▶ Requirements:
Output all the data exactly. Pictures do not belong in the copy.

▶ Information supplied:

○ ○ ○

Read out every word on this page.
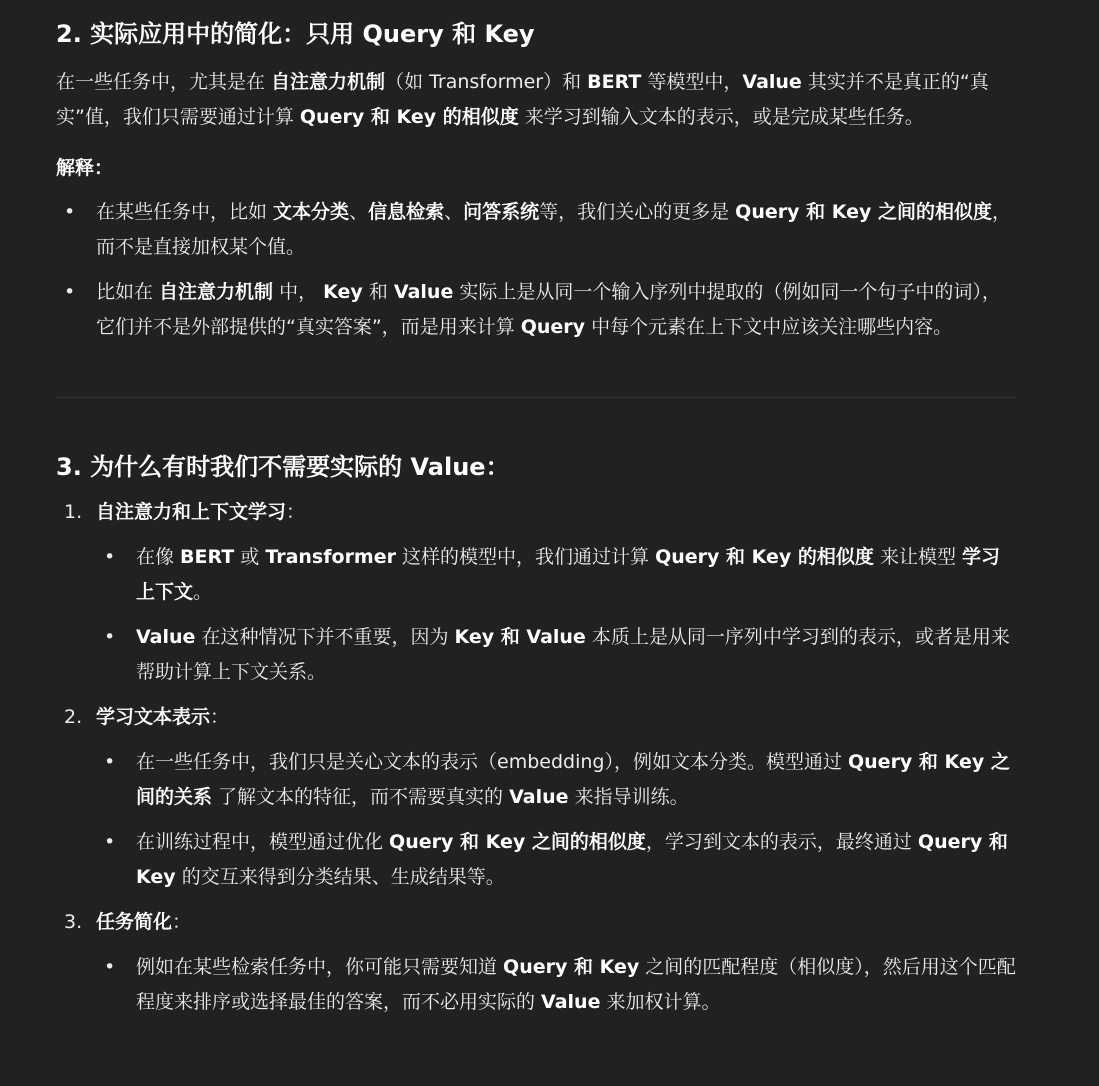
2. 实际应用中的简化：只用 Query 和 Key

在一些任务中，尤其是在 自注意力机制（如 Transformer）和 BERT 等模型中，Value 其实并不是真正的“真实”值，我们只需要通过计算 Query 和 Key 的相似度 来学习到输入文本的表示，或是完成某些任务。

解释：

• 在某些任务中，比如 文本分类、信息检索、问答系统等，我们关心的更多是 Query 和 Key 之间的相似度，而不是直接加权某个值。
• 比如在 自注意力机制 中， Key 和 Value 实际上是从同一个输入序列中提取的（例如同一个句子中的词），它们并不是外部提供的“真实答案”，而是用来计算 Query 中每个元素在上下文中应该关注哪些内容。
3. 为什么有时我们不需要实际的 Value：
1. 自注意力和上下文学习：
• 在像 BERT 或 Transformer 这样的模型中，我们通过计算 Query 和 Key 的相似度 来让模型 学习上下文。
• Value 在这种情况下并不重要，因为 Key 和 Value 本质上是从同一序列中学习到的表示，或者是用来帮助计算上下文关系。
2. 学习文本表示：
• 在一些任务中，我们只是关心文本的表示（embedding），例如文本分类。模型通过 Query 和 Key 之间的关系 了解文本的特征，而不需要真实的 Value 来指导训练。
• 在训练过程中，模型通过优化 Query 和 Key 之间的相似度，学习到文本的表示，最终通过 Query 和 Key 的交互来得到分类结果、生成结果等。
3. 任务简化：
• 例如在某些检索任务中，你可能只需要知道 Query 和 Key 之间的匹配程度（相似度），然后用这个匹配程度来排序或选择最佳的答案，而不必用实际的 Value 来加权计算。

○ ○ ○

▶ Solution for this exercise:
Read out every word on this page.
2. 实际应用中的简化：只用 Query 和 Key

在一些任务中，尤其是在 自注意力机制（如 Transformer）和 BERT 等模型中，Value 其实并不是真正的“真实”值，我们只需要通过计算 Query 和 Key 的相似度 来学习到输入文本的表示，或是完成某些任务。

解释：

• 在某些任务中，比如 文本分类、信息检索、问答系统等，我们关心的更多是 Query 和 Key 之间的相似度，而不是直接加权某个值。
• 比如在 自注意力机制 中， Key 和 Value 实际上是从同一个输入序列中提取的（例如同一个句子中的词），它们并不是外部提供的“真实答案”，而是用来计算 Query 中每个元素在上下文中应该关注哪些内容。
3. 为什么有时我们不需要实际的 Value：
1. 自注意力和上下文学习：
• 在像 BERT 或 Transformer 这样的模型中，我们通过计算 Query 和 Key 的相似度 来让模型 学习上下文。
• Value 在这种情况下并不重要，因为 Key 和 Value 本质上是从同一序列中学习到的表示，或者是用来帮助计算上下文关系。
2. 学习文本表示：
• 在一些任务中，我们只是关心文本的表示（embedding），例如文本分类。模型通过 Query 和 Key 之间的关系 了解文本的特征，而不需要真实的 Value 来指导训练。
• 在训练过程中，模型通过优化 Query 和 Key 之间的相似度，学习到文本的表示，最终通过 Query 和 Key 的交互来得到分类结果、生成结果等。
3. 任务简化：
• 例如在某些检索任务中，你可能只需要知道 Query 和 Key 之间的匹配程度（相似度），然后用这个匹配程度来排序或选择最佳的答案，而不必用实际的 Value 来加权计算。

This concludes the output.